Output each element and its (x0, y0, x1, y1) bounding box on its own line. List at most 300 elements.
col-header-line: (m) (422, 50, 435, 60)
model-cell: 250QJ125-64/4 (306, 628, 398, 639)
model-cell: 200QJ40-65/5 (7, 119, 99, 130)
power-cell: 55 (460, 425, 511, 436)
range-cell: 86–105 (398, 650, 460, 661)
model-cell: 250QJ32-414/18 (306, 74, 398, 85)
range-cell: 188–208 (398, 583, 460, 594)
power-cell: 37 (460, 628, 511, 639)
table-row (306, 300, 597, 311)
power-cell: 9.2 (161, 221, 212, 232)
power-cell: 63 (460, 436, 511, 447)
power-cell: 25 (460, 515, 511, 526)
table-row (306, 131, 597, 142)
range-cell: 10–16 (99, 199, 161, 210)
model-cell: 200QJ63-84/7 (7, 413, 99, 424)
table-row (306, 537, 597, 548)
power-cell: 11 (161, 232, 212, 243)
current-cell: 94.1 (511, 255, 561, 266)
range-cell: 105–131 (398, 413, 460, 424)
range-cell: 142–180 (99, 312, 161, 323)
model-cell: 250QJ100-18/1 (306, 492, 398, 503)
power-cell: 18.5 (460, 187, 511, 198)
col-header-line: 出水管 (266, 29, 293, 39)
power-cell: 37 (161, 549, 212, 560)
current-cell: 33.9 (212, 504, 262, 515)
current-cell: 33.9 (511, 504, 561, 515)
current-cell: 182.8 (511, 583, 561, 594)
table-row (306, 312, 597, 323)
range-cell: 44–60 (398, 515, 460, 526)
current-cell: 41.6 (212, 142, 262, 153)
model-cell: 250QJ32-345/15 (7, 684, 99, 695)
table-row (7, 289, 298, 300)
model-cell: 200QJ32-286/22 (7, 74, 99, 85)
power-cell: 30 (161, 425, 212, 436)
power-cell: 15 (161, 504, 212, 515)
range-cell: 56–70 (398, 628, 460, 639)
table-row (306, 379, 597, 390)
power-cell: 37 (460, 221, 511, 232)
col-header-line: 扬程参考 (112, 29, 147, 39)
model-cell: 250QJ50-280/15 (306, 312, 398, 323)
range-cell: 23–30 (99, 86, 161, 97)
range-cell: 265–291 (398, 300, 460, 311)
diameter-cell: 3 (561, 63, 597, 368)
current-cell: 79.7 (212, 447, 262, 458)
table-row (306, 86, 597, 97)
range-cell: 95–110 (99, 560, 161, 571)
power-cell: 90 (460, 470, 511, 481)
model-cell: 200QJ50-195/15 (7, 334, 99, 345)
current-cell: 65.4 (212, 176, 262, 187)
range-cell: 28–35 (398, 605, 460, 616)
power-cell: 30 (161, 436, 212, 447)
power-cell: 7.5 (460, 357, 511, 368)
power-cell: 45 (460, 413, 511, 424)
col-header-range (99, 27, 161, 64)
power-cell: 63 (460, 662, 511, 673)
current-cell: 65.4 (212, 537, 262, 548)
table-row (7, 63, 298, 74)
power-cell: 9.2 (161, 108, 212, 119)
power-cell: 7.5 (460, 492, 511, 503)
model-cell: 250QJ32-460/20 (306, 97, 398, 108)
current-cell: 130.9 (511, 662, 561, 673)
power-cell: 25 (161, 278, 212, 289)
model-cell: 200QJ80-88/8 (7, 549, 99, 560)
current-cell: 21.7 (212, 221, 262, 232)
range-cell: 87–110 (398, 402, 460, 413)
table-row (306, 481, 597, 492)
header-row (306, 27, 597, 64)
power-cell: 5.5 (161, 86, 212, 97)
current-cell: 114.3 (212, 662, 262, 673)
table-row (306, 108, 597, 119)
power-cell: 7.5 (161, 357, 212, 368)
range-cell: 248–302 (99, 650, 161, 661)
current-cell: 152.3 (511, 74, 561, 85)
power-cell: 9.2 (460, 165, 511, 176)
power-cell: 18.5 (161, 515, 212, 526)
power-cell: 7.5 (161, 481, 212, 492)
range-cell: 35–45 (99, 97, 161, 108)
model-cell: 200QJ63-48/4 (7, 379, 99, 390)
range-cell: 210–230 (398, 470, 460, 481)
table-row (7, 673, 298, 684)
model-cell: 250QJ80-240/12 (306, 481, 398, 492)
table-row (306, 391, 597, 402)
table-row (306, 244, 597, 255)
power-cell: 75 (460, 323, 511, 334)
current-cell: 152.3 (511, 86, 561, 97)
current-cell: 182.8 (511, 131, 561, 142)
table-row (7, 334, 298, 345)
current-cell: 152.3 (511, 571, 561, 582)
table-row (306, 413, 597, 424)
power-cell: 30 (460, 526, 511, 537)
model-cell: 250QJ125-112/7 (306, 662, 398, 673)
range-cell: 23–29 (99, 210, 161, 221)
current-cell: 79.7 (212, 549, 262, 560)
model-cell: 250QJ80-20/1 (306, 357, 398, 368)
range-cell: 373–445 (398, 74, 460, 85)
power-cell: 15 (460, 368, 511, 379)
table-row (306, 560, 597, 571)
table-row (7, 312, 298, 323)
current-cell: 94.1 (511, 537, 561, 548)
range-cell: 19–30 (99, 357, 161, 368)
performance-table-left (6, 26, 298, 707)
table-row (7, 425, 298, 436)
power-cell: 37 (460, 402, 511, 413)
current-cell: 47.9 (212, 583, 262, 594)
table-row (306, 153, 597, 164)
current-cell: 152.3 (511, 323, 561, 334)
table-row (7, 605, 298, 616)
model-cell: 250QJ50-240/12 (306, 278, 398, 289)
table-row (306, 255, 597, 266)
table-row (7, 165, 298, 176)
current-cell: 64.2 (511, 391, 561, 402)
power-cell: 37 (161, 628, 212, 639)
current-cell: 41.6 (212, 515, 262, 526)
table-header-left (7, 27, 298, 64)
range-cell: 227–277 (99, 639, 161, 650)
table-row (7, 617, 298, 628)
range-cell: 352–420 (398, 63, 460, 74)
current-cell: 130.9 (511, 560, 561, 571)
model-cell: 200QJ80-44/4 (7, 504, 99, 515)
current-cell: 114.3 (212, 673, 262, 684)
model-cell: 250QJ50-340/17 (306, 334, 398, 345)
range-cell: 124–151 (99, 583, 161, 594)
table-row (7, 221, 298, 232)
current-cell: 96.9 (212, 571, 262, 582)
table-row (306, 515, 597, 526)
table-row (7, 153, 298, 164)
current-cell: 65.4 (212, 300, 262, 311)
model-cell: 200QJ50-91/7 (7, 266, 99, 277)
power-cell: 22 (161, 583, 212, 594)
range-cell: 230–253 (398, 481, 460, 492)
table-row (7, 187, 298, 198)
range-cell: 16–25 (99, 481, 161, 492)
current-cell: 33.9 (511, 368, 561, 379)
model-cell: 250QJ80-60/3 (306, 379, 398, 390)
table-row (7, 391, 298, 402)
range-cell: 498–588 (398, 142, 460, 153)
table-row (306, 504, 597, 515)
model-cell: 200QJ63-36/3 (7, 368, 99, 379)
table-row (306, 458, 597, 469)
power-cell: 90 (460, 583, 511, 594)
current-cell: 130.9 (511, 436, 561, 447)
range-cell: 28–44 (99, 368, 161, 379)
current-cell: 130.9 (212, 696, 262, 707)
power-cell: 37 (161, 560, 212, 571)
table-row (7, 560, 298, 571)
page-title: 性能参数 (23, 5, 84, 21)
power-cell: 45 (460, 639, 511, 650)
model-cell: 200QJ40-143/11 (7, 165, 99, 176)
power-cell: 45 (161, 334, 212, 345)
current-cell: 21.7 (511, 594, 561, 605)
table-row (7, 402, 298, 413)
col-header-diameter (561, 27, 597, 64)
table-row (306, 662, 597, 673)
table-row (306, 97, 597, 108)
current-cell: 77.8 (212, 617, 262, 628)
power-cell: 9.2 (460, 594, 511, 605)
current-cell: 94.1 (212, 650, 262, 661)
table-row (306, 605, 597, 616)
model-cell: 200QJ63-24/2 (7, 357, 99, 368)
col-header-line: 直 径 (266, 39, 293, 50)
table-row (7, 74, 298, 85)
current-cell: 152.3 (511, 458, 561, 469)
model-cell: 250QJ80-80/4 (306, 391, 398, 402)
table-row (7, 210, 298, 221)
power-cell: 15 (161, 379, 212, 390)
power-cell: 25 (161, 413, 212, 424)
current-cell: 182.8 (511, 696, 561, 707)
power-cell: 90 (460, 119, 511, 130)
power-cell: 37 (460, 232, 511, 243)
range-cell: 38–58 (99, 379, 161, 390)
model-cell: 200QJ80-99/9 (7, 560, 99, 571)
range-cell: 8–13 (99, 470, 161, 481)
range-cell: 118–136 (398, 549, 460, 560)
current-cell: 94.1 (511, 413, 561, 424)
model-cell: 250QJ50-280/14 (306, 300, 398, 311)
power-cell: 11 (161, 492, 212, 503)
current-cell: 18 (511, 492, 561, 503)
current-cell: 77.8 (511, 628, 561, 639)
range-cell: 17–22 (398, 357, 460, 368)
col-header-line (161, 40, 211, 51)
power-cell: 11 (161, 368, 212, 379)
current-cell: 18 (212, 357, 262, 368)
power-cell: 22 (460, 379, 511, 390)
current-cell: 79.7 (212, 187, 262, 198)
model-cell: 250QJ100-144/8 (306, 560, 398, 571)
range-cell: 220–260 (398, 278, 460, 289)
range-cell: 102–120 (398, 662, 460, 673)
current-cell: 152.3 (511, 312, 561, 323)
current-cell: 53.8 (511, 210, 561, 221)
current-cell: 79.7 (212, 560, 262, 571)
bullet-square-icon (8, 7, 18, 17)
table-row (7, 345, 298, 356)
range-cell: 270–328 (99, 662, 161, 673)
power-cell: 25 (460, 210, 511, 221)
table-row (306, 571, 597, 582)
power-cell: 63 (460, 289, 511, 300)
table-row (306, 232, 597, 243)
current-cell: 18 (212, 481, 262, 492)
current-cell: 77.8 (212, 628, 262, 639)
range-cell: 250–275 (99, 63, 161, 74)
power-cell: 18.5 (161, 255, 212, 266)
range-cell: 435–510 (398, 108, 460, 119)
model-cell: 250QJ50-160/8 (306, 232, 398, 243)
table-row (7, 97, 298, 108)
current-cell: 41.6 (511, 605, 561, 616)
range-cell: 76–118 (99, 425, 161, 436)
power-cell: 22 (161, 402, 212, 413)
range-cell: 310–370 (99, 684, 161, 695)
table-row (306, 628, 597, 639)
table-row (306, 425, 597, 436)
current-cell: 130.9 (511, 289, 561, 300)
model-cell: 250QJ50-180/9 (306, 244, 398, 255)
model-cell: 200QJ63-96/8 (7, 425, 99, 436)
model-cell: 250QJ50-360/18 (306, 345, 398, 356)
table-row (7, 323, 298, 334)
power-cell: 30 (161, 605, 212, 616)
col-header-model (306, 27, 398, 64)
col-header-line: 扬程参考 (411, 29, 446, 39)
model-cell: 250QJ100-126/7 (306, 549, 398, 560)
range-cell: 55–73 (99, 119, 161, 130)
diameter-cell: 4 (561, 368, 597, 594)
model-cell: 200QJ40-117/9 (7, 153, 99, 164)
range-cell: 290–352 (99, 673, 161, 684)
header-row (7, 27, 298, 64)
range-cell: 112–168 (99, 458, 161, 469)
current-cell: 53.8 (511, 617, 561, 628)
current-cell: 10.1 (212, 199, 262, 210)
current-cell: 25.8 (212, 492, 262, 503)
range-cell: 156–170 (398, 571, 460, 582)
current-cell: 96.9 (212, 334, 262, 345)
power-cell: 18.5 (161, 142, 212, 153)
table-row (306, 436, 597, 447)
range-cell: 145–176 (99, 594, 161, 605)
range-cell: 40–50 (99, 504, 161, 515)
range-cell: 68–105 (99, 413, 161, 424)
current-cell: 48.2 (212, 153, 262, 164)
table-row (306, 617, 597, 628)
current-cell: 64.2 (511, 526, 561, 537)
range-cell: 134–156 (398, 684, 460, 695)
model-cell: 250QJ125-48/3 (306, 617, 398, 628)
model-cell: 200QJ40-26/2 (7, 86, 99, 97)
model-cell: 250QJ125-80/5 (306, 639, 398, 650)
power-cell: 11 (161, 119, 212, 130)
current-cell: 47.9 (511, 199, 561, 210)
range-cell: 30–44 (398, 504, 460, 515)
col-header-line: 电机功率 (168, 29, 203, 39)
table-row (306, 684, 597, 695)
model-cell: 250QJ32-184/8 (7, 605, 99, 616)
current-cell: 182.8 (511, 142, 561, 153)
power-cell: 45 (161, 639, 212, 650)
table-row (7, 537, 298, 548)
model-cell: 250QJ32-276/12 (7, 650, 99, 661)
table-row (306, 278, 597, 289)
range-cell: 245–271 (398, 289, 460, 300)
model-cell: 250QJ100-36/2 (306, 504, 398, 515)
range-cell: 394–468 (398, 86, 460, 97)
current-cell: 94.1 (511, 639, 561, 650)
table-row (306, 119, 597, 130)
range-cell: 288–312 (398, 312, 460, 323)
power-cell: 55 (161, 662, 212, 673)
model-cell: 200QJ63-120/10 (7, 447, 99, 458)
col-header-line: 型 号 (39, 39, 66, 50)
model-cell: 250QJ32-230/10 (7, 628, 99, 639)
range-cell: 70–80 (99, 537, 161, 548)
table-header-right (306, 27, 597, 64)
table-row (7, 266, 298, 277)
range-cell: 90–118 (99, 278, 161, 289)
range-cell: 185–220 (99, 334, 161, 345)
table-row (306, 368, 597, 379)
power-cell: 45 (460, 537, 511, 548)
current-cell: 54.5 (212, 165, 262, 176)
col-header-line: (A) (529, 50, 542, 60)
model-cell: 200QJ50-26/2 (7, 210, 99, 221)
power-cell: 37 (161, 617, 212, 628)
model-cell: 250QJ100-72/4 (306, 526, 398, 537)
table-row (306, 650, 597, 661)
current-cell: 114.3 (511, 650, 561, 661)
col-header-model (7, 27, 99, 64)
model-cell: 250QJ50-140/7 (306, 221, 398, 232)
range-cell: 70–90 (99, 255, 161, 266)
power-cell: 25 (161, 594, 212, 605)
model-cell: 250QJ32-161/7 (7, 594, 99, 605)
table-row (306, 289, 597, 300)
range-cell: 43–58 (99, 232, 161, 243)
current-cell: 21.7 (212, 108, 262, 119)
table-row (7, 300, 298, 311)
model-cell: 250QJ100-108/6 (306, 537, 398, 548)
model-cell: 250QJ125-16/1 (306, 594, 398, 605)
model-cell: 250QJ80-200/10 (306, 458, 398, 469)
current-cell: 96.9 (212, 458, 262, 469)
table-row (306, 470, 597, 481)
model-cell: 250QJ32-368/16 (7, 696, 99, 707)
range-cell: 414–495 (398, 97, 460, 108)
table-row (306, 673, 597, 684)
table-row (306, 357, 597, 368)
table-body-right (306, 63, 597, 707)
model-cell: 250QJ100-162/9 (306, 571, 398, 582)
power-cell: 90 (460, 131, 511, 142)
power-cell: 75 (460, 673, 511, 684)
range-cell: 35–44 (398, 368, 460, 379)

_Exercise instructions_
Output the material as a numbered list, from its first line up to and including the line containing "power-cell: 37 (460, 221, 511, 232)", and omit any blank lines.

_Task answer_
1. Output each element and its (x0, y0, x1, y1) bounding box on its own line. List at most 300 elements.
2. col-header-line: (m) (422, 50, 435, 60)
3. model-cell: 250QJ125-64/4 (306, 628, 398, 639)
4. model-cell: 200QJ40-65/5 (7, 119, 99, 130)
5. power-cell: 55 (460, 425, 511, 436)
6. range-cell: 86–105 (398, 650, 460, 661)
7. model-cell: 250QJ32-414/18 (306, 74, 398, 85)
8. range-cell: 188–208 (398, 583, 460, 594)
9. power-cell: 37 (460, 628, 511, 639)
10. table-row (306, 300, 597, 311)
11. power-cell: 9.2 (161, 221, 212, 232)
12. power-cell: 63 (460, 436, 511, 447)
13. power-cell: 25 (460, 515, 511, 526)
14. table-row (306, 131, 597, 142)
15. range-cell: 10–16 (99, 199, 161, 210)
16. model-cell: 200QJ63-84/7 (7, 413, 99, 424)
17. table-row (306, 537, 597, 548)
18. power-cell: 11 (161, 232, 212, 243)
19. current-cell: 94.1 (511, 255, 561, 266)
20. range-cell: 105–131 (398, 413, 460, 424)
21. range-cell: 142–180 (99, 312, 161, 323)
22. model-cell: 250QJ100-18/1 (306, 492, 398, 503)
23. power-cell: 18.5 (460, 187, 511, 198)
24. col-header-line: 出水管 (266, 29, 293, 39)
25. power-cell: 37 (161, 549, 212, 560)
26. current-cell: 33.9 (212, 504, 262, 515)
27. current-cell: 33.9 (511, 504, 561, 515)
28. current-cell: 182.8 (511, 583, 561, 594)
29. table-row (306, 312, 597, 323)
30. range-cell: 44–60 (398, 515, 460, 526)
31. current-cell: 41.6 (212, 142, 262, 153)
32. model-cell: 250QJ32-345/15 (7, 684, 99, 695)
33. table-row (7, 289, 298, 300)
34. model-cell: 200QJ32-286/22 (7, 74, 99, 85)
35. power-cell: 30 (161, 425, 212, 436)
36. power-cell: 15 (161, 504, 212, 515)
37. range-cell: 56–70 (398, 628, 460, 639)
38. table-row (306, 379, 597, 390)
39. power-cell: 37 (460, 221, 511, 232)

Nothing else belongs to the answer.